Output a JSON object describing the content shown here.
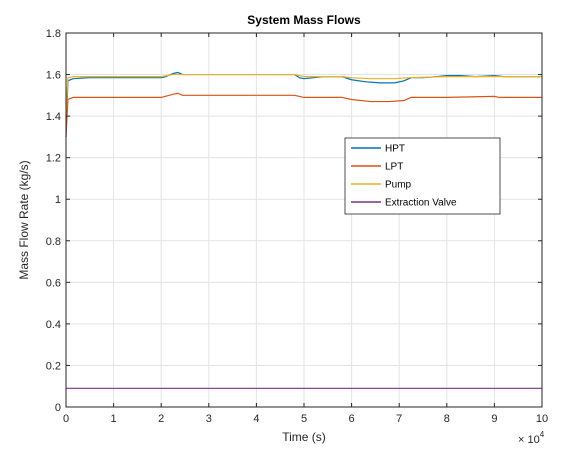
{
  "chart_data": {
    "type": "line",
    "title": "System Mass Flows",
    "xlabel": "Time (s)",
    "ylabel": "Mass Flow Rate (kg/s)",
    "x_exponent_label": "× 10",
    "x_exponent": "4",
    "xlim": [
      0,
      100000
    ],
    "ylim": [
      0,
      1.8
    ],
    "x_ticks": [
      0,
      10000,
      20000,
      30000,
      40000,
      50000,
      60000,
      70000,
      80000,
      90000,
      100000
    ],
    "x_tick_labels": [
      "0",
      "1",
      "2",
      "3",
      "4",
      "5",
      "6",
      "7",
      "8",
      "9",
      "10"
    ],
    "y_ticks": [
      0,
      0.2,
      0.4,
      0.6,
      0.8,
      1.0,
      1.2,
      1.4,
      1.6,
      1.8
    ],
    "y_tick_labels": [
      "0",
      "0.2",
      "0.4",
      "0.6",
      "0.8",
      "1",
      "1.2",
      "1.4",
      "1.6",
      "1.8"
    ],
    "grid": true,
    "legend_position": "right-upper",
    "series": [
      {
        "name": "HPT",
        "color": "#0072BD",
        "points": [
          [
            0,
            1.3
          ],
          [
            400,
            1.57
          ],
          [
            1500,
            1.58
          ],
          [
            5000,
            1.585
          ],
          [
            20000,
            1.585
          ],
          [
            21000,
            1.59
          ],
          [
            22500,
            1.605
          ],
          [
            23500,
            1.61
          ],
          [
            24500,
            1.6
          ],
          [
            30000,
            1.6
          ],
          [
            48000,
            1.6
          ],
          [
            49000,
            1.585
          ],
          [
            50000,
            1.58
          ],
          [
            52000,
            1.585
          ],
          [
            54000,
            1.59
          ],
          [
            58000,
            1.59
          ],
          [
            60000,
            1.575
          ],
          [
            63000,
            1.565
          ],
          [
            66000,
            1.56
          ],
          [
            69000,
            1.56
          ],
          [
            71000,
            1.57
          ],
          [
            72500,
            1.585
          ],
          [
            75000,
            1.585
          ],
          [
            78000,
            1.59
          ],
          [
            80000,
            1.595
          ],
          [
            83000,
            1.595
          ],
          [
            86000,
            1.59
          ],
          [
            90000,
            1.595
          ],
          [
            92000,
            1.59
          ],
          [
            100000,
            1.59
          ]
        ]
      },
      {
        "name": "LPT",
        "color": "#D95319",
        "points": [
          [
            0,
            1.3
          ],
          [
            400,
            1.48
          ],
          [
            1500,
            1.49
          ],
          [
            5000,
            1.49
          ],
          [
            20000,
            1.49
          ],
          [
            22500,
            1.505
          ],
          [
            23500,
            1.51
          ],
          [
            24500,
            1.5
          ],
          [
            30000,
            1.5
          ],
          [
            48000,
            1.5
          ],
          [
            50000,
            1.49
          ],
          [
            58000,
            1.49
          ],
          [
            60000,
            1.48
          ],
          [
            64000,
            1.47
          ],
          [
            68000,
            1.47
          ],
          [
            71000,
            1.475
          ],
          [
            72500,
            1.49
          ],
          [
            80000,
            1.49
          ],
          [
            90000,
            1.495
          ],
          [
            91000,
            1.49
          ],
          [
            100000,
            1.49
          ]
        ]
      },
      {
        "name": "Pump",
        "color": "#EDB120",
        "points": [
          [
            0,
            1.4
          ],
          [
            400,
            1.585
          ],
          [
            1500,
            1.59
          ],
          [
            20000,
            1.59
          ],
          [
            22500,
            1.6
          ],
          [
            30000,
            1.6
          ],
          [
            48000,
            1.6
          ],
          [
            50000,
            1.59
          ],
          [
            58000,
            1.59
          ],
          [
            60000,
            1.585
          ],
          [
            64000,
            1.58
          ],
          [
            69000,
            1.58
          ],
          [
            72000,
            1.585
          ],
          [
            80000,
            1.59
          ],
          [
            100000,
            1.59
          ]
        ]
      },
      {
        "name": "Extraction Valve",
        "color": "#7E2F8E",
        "points": [
          [
            0,
            0.09
          ],
          [
            100000,
            0.09
          ]
        ]
      }
    ]
  }
}
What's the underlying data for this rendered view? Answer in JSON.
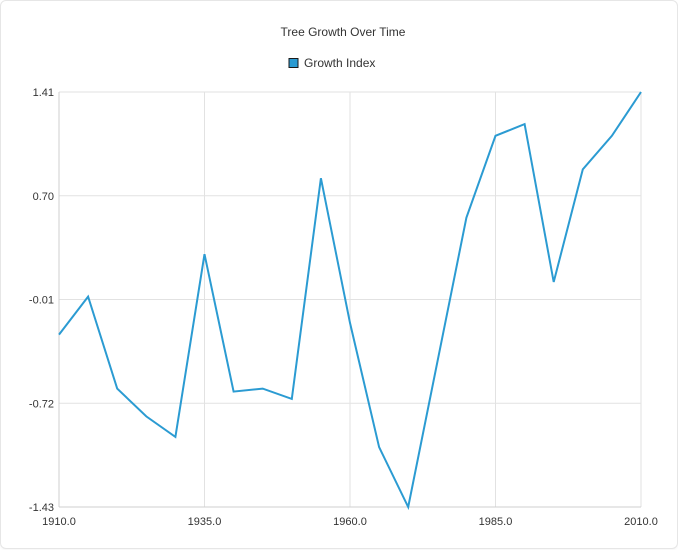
{
  "chart_data": {
    "type": "line",
    "title": "Tree Growth Over Time",
    "xlabel": "",
    "ylabel": "",
    "xlim": [
      1910,
      2010
    ],
    "ylim": [
      -1.43,
      1.41
    ],
    "x_ticks": [
      1910,
      1935,
      1960,
      1985,
      2010
    ],
    "x_tick_labels": [
      "1910.0",
      "1935.0",
      "1960.0",
      "1985.0",
      "2010.0"
    ],
    "y_ticks": [
      1.41,
      0.7,
      -0.01,
      -0.72,
      -1.43
    ],
    "y_tick_labels": [
      "1.41",
      "0.70",
      "-0.01",
      "-0.72",
      "-1.43"
    ],
    "grid": true,
    "legend_position": "top-center",
    "series": [
      {
        "name": "Growth Index",
        "color": "#2b9bd2",
        "x": [
          1910,
          1915,
          1920,
          1925,
          1930,
          1935,
          1940,
          1945,
          1950,
          1955,
          1960,
          1965,
          1970,
          1975,
          1980,
          1985,
          1990,
          1995,
          2000,
          2005,
          2010
        ],
        "values": [
          -0.25,
          0.01,
          -0.62,
          -0.81,
          -0.95,
          0.3,
          -0.64,
          -0.62,
          -0.69,
          0.82,
          -0.17,
          -1.02,
          -1.43,
          -0.44,
          0.55,
          1.11,
          1.19,
          0.11,
          0.88,
          1.11,
          1.41
        ]
      }
    ]
  }
}
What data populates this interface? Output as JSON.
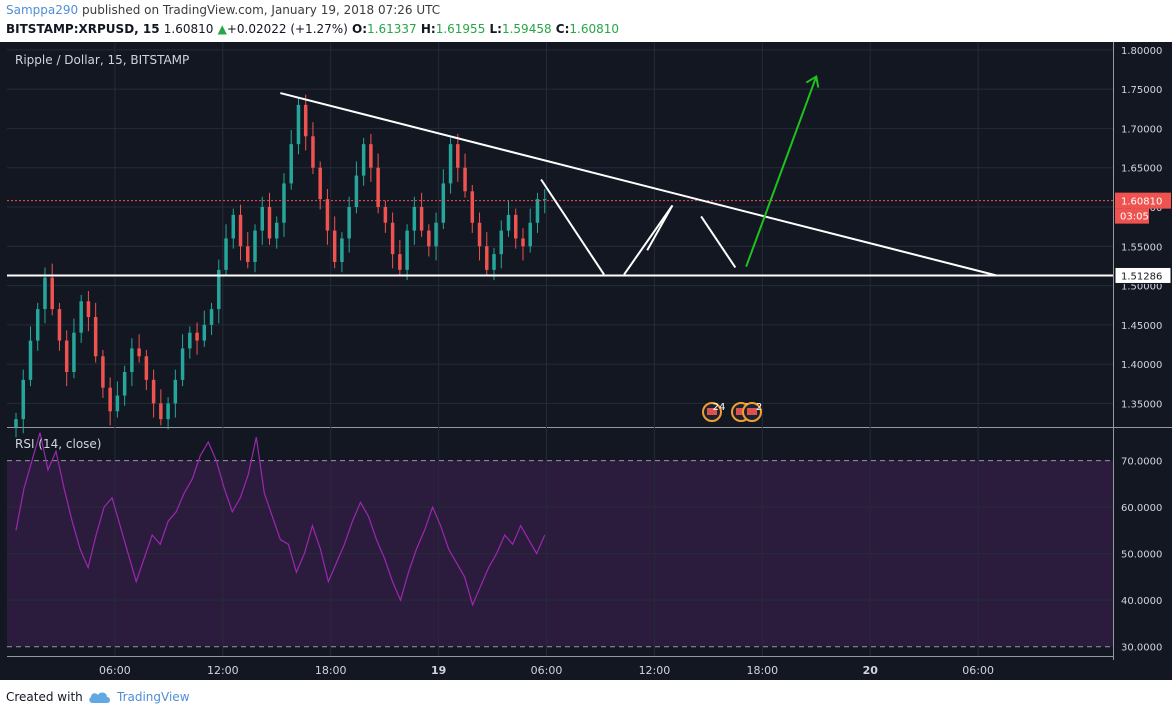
{
  "header": {
    "author": "Samppa290",
    "published_text": "published on TradingView.com, January 19, 2018 07:26 UTC",
    "symbol": "BITSTAMP:XRPUSD, 15",
    "last": "1.60810",
    "change": "+0.02022 (+1.27%)",
    "o_label": "O:",
    "o_value": "1.61337",
    "h_label": "H:",
    "h_value": "1.61955",
    "l_label": "L:",
    "l_value": "1.59458",
    "c_label": "C:",
    "c_value": "1.60810"
  },
  "footer": {
    "created_with": "Created with",
    "brand": "TradingView"
  },
  "colors": {
    "background": "#131722",
    "up": "#26a69a",
    "down": "#ef5350",
    "rsi_line": "#9c27b0",
    "rsi_band": "#2b1c3d",
    "trend_line": "#ffffff",
    "green_arrow": "#1ec21e",
    "price_marker": "#ef5350"
  },
  "chart_data": [
    {
      "type": "candlestick",
      "title": "Ripple / Dollar, 15, BITSTAMP",
      "ylim": [
        1.32,
        1.81
      ],
      "y_ticks": [
        "1.80000",
        "1.75000",
        "1.70000",
        "1.65000",
        "1.60000",
        "1.55000",
        "1.50000",
        "1.45000",
        "1.40000",
        "1.35000"
      ],
      "x_ticks": [
        "06:00",
        "12:00",
        "18:00",
        "19",
        "06:00",
        "12:00",
        "18:00",
        "20",
        "06:00"
      ],
      "x_tick_hours": [
        6,
        12,
        18,
        24,
        30,
        36,
        42,
        48,
        54
      ],
      "x_range_hours": [
        0,
        61.5
      ],
      "current_price": "1.60810",
      "countdown": "03:05",
      "support_label": "1.51286",
      "support_level": 1.51286,
      "closes": [
        1.33,
        1.38,
        1.43,
        1.47,
        1.51,
        1.47,
        1.43,
        1.39,
        1.44,
        1.48,
        1.46,
        1.41,
        1.37,
        1.34,
        1.36,
        1.39,
        1.42,
        1.41,
        1.38,
        1.35,
        1.33,
        1.35,
        1.38,
        1.42,
        1.44,
        1.43,
        1.45,
        1.47,
        1.52,
        1.56,
        1.59,
        1.55,
        1.53,
        1.57,
        1.6,
        1.56,
        1.58,
        1.63,
        1.68,
        1.73,
        1.69,
        1.65,
        1.61,
        1.57,
        1.53,
        1.56,
        1.6,
        1.64,
        1.68,
        1.65,
        1.6,
        1.58,
        1.54,
        1.52,
        1.57,
        1.6,
        1.57,
        1.55,
        1.58,
        1.63,
        1.68,
        1.65,
        1.62,
        1.58,
        1.55,
        1.52,
        1.54,
        1.57,
        1.59,
        1.56,
        1.55,
        1.58,
        1.61,
        1.61
      ],
      "rsi": {
        "title": "RSI (14, close)",
        "ylim": [
          28,
          77
        ],
        "y_ticks": [
          "70.0000",
          "60.0000",
          "50.0000",
          "40.0000",
          "30.0000"
        ],
        "upper_band": 70,
        "lower_band": 30,
        "values": [
          55,
          64,
          70,
          76,
          68,
          72,
          64,
          57,
          51,
          47,
          54,
          60,
          62,
          56,
          50,
          44,
          49,
          54,
          52,
          57,
          59,
          63,
          66,
          71,
          74,
          70,
          64,
          59,
          62,
          67,
          75,
          63,
          58,
          53,
          52,
          46,
          50,
          56,
          51,
          44,
          48,
          52,
          57,
          61,
          58,
          53,
          49,
          44,
          40,
          46,
          51,
          55,
          60,
          56,
          51,
          48,
          45,
          39,
          43,
          47,
          50,
          54,
          52,
          56,
          53,
          50,
          54
        ]
      },
      "projection": {
        "zigzag": [
          [
            29.7,
            1.635
          ],
          [
            33.2,
            1.514
          ],
          [
            35.6,
            1.545
          ],
          [
            37.0,
            1.602
          ],
          [
            38.6,
            1.588
          ],
          [
            40.5,
            1.523
          ]
        ],
        "arrow": [
          [
            41.1,
            1.524
          ],
          [
            45.0,
            1.766
          ]
        ],
        "trend_line": [
          [
            15.2,
            1.745
          ],
          [
            55.0,
            1.513
          ]
        ]
      },
      "event_badges": [
        "24",
        "5",
        "2"
      ]
    }
  ]
}
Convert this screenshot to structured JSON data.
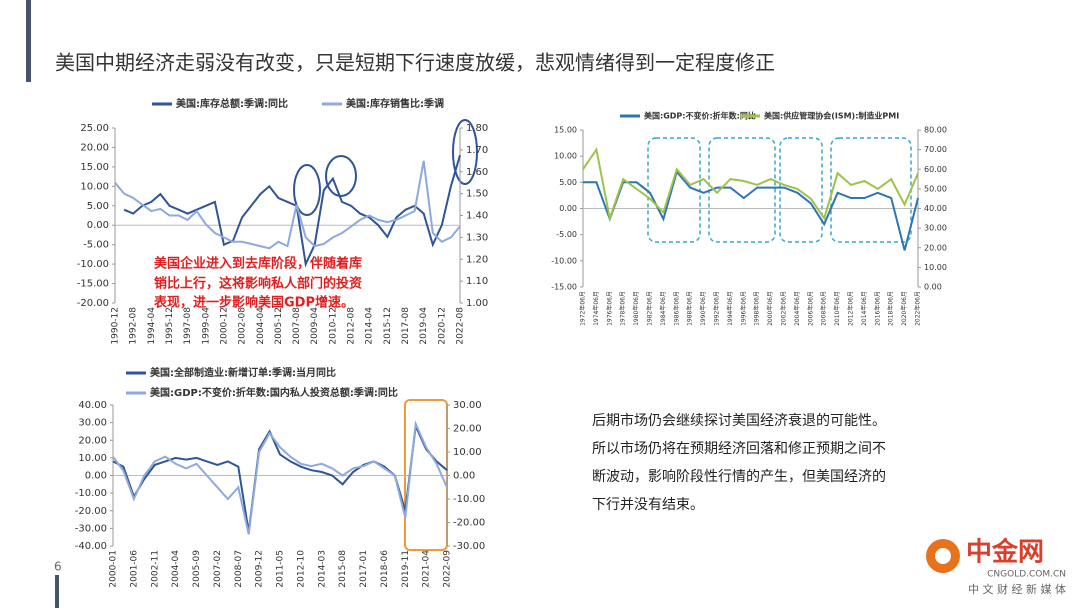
{
  "title": "美国中期经济走弱没有改变，只是短期下行速度放缓，悲观情绪得到一定程度修正",
  "annotation": [
    "美国企业进入到去库阶段，伴随着库",
    "销比上行，这将影响私人部门的投资",
    "表现，进一步影响美国GDP增速。"
  ],
  "body_text": [
    "后期市场仍会继续探讨美国经济衰退的可能性。",
    "所以市场仍将在预期经济回落和修正预期之间不",
    "断波动，影响阶段性行情的产生，但美国经济的",
    "下行并没有结束。"
  ],
  "page_number": "6",
  "logo": {
    "name": "中金网",
    "domain": "CNGOLD.COM.CN",
    "slogan": "中 文 财 经 新 媒 体"
  },
  "chart_data": [
    {
      "type": "line",
      "categories": [
        "1990-12",
        null,
        "1992-08",
        null,
        "1994-04",
        null,
        "1995-12",
        null,
        "1997-08",
        null,
        "1999-04",
        null,
        "2000-12",
        null,
        "2002-08",
        null,
        "2004-04",
        null,
        "2005-12",
        null,
        "2007-08",
        null,
        "2009-04",
        null,
        "2010-12",
        null,
        "2012-08",
        null,
        "2014-04",
        null,
        "2015-12",
        null,
        "2017-08",
        null,
        "2019-04",
        null,
        "2020-12",
        null,
        "2022-08"
      ],
      "series": [
        {
          "name": "美国:库存总额:季调:同比",
          "color": "#2f5597",
          "values": [
            null,
            4,
            3,
            5,
            6,
            8,
            5,
            4,
            3,
            4,
            5,
            6,
            -5,
            -4,
            2,
            5,
            8,
            10,
            7,
            6,
            5,
            -10,
            -5,
            9,
            12,
            6,
            5,
            3,
            2,
            0,
            -3,
            2,
            4,
            5,
            3,
            -5,
            0,
            10,
            18
          ]
        },
        {
          "name": "美国:库存销售比:季调",
          "color": "#8ea9db",
          "axis": "y2",
          "values": [
            1.55,
            1.5,
            1.48,
            1.45,
            1.42,
            1.43,
            1.4,
            1.4,
            1.38,
            1.42,
            1.36,
            1.32,
            1.3,
            1.28,
            1.28,
            1.27,
            1.26,
            1.25,
            1.28,
            1.26,
            1.45,
            1.3,
            1.26,
            1.27,
            1.3,
            1.32,
            1.35,
            1.38,
            1.4,
            1.38,
            1.37,
            1.38,
            1.4,
            1.42,
            1.65,
            1.32,
            1.28,
            1.3,
            1.35
          ]
        }
      ],
      "ylim": [
        -20,
        25
      ],
      "yticks": [
        {
          "value": -20,
          "label": "-20.00"
        },
        {
          "value": -15,
          "label": "-15.00"
        },
        {
          "value": -10,
          "label": "-10.00"
        },
        {
          "value": -5,
          "label": "-5.00"
        },
        {
          "value": 0,
          "label": "0.00"
        },
        {
          "value": 5,
          "label": "5.00"
        },
        {
          "value": 10,
          "label": "10.00"
        },
        {
          "value": 15,
          "label": "15.00"
        },
        {
          "value": 20,
          "label": "20.00"
        },
        {
          "value": 25,
          "label": "25.00"
        }
      ],
      "y2lim": [
        1.0,
        1.8
      ],
      "y2ticks": [
        {
          "value": 1.0,
          "label": "1.00"
        },
        {
          "value": 1.1,
          "label": "1.10"
        },
        {
          "value": 1.2,
          "label": "1.20"
        },
        {
          "value": 1.3,
          "label": "1.30"
        },
        {
          "value": 1.4,
          "label": "1.40"
        },
        {
          "value": 1.5,
          "label": "1.50"
        },
        {
          "value": 1.6,
          "label": "1.60"
        },
        {
          "value": 1.7,
          "label": "1.70"
        },
        {
          "value": 1.8,
          "label": "1.80"
        }
      ]
    },
    {
      "type": "line",
      "categories": [
        "1972年06月",
        "1974年06月",
        "1976年06月",
        "1978年06月",
        "1980年06月",
        "1982年06月",
        "1984年06月",
        "1986年06月",
        "1988年06月",
        "1990年06月",
        "1992年06月",
        "1994年06月",
        "1996年06月",
        "1998年06月",
        "2000年06月",
        "2002年06月",
        "2004年06月",
        "2006年06月",
        "2008年06月",
        "2010年06月",
        "2012年06月",
        "2014年06月",
        "2016年06月",
        "2018年06月",
        "2020年06月",
        "2022年06月"
      ],
      "series": [
        {
          "name": "美国:GDP:不变价:折年数:同比",
          "color": "#2e75b6",
          "values": [
            5,
            5,
            -2,
            5,
            5,
            3,
            -2,
            7,
            4,
            3,
            4,
            4,
            2,
            4,
            4,
            4,
            3,
            1,
            -3,
            3,
            2,
            2,
            3,
            2,
            -8,
            2
          ]
        },
        {
          "name": "美国:供应管理协会(ISM):制造业PMI",
          "color": "#9dc34a",
          "axis": "y2",
          "values": [
            60,
            70,
            35,
            55,
            50,
            45,
            38,
            60,
            52,
            55,
            48,
            55,
            54,
            52,
            55,
            52,
            50,
            45,
            35,
            58,
            52,
            54,
            50,
            55,
            42,
            58
          ]
        }
      ],
      "ylim": [
        -15,
        15
      ],
      "yticks": [
        {
          "value": -15,
          "label": "-15.00"
        },
        {
          "value": -10,
          "label": "-10.00"
        },
        {
          "value": -5,
          "label": "-5.00"
        },
        {
          "value": 0,
          "label": "0.00"
        },
        {
          "value": 5,
          "label": "5.00"
        },
        {
          "value": 10,
          "label": "10.00"
        },
        {
          "value": 15,
          "label": "15.00"
        }
      ],
      "y2lim": [
        0,
        80
      ],
      "y2ticks": [
        {
          "value": 0,
          "label": "0.00"
        },
        {
          "value": 10,
          "label": "10.00"
        },
        {
          "value": 20,
          "label": "20.00"
        },
        {
          "value": 30,
          "label": "30.00"
        },
        {
          "value": 40,
          "label": "40.00"
        },
        {
          "value": 50,
          "label": "50.00"
        },
        {
          "value": 60,
          "label": "60.00"
        },
        {
          "value": 70,
          "label": "70.00"
        },
        {
          "value": 80,
          "label": "80.00"
        }
      ]
    },
    {
      "type": "line",
      "categories": [
        "2000-01",
        null,
        "2001-06",
        null,
        "2002-11",
        null,
        "2004-04",
        null,
        "2005-09",
        null,
        "2007-02",
        null,
        "2008-07",
        null,
        "2009-12",
        null,
        "2011-05",
        null,
        "2012-10",
        null,
        "2014-03",
        null,
        "2015-08",
        null,
        "2017-01",
        null,
        "2018-06",
        null,
        "2019-11",
        null,
        "2021-04",
        null,
        "2022-09"
      ],
      "series": [
        {
          "name": "美国:全部制造业:新增订单:季调:当月同比",
          "color": "#2f5597",
          "values": [
            8,
            5,
            -12,
            -2,
            6,
            8,
            10,
            9,
            10,
            8,
            6,
            8,
            5,
            -32,
            15,
            25,
            12,
            8,
            5,
            3,
            2,
            0,
            -5,
            2,
            6,
            8,
            5,
            0,
            -20,
            28,
            15,
            8,
            3
          ]
        },
        {
          "name": "美国:GDP:不变价:折年数:国内私人投资总额:季调:同比",
          "color": "#8ea9db",
          "axis": "y2",
          "values": [
            8,
            2,
            -10,
            0,
            6,
            8,
            5,
            3,
            5,
            0,
            -5,
            -10,
            -5,
            -25,
            10,
            18,
            12,
            8,
            5,
            4,
            5,
            3,
            0,
            3,
            4,
            6,
            3,
            0,
            -18,
            22,
            12,
            5,
            -5
          ]
        }
      ],
      "ylim": [
        -40,
        40
      ],
      "yticks": [
        {
          "value": -40,
          "label": "-40.00"
        },
        {
          "value": -30,
          "label": "-30.00"
        },
        {
          "value": -20,
          "label": "-20.00"
        },
        {
          "value": -10,
          "label": "-10.00"
        },
        {
          "value": 0,
          "label": "0.00"
        },
        {
          "value": 10,
          "label": "10.00"
        },
        {
          "value": 20,
          "label": "20.00"
        },
        {
          "value": 30,
          "label": "30.00"
        },
        {
          "value": 40,
          "label": "40.00"
        }
      ],
      "y2lim": [
        -30,
        30
      ],
      "y2ticks": [
        {
          "value": -30,
          "label": "-30.00"
        },
        {
          "value": -20,
          "label": "-20.00"
        },
        {
          "value": -10,
          "label": "-10.00"
        },
        {
          "value": 0,
          "label": "0.00"
        },
        {
          "value": 10,
          "label": "10.00"
        },
        {
          "value": 20,
          "label": "20.00"
        },
        {
          "value": 30,
          "label": "30.00"
        }
      ]
    }
  ]
}
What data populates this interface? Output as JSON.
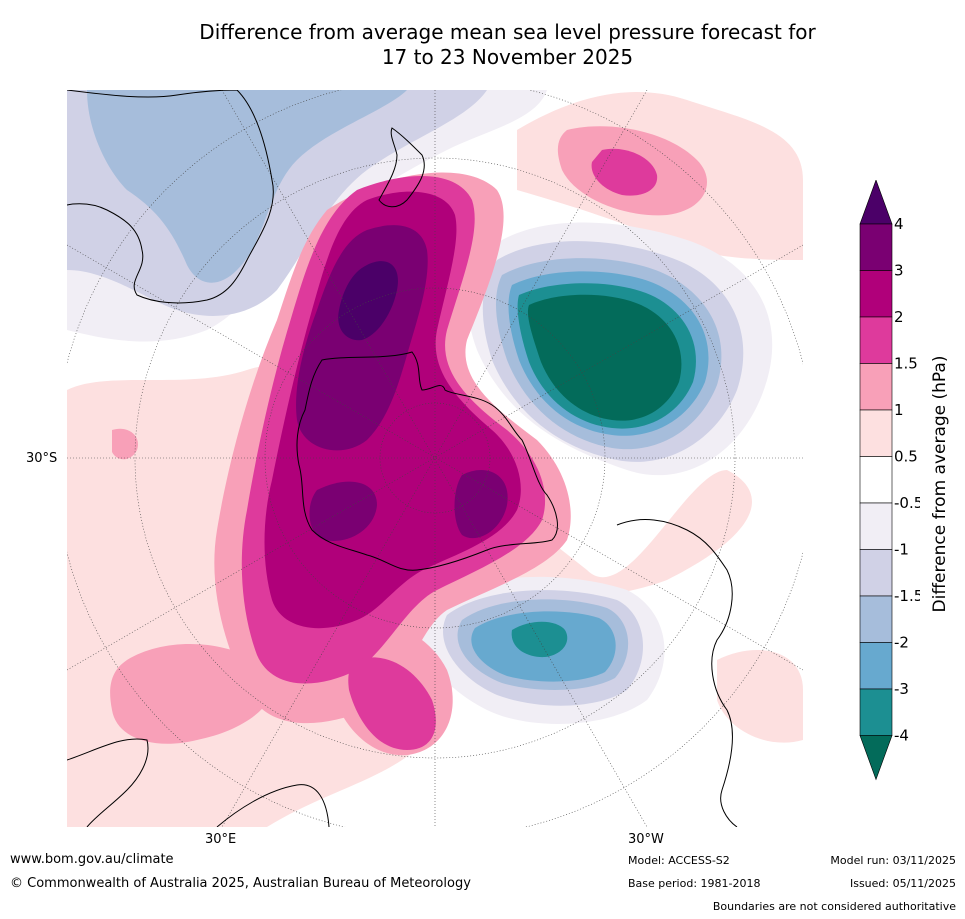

> _EXERCISE_
Show every line from the listing above in which the string "this" appears.

> _WRITTEN SOLUTION_
What's the underlying data for this rendered view? Answer in JSON.
What data populates this interface? Output as JSON.
Convert this screenshot to structured JSON data.
What data populates this interface? Output as JSON.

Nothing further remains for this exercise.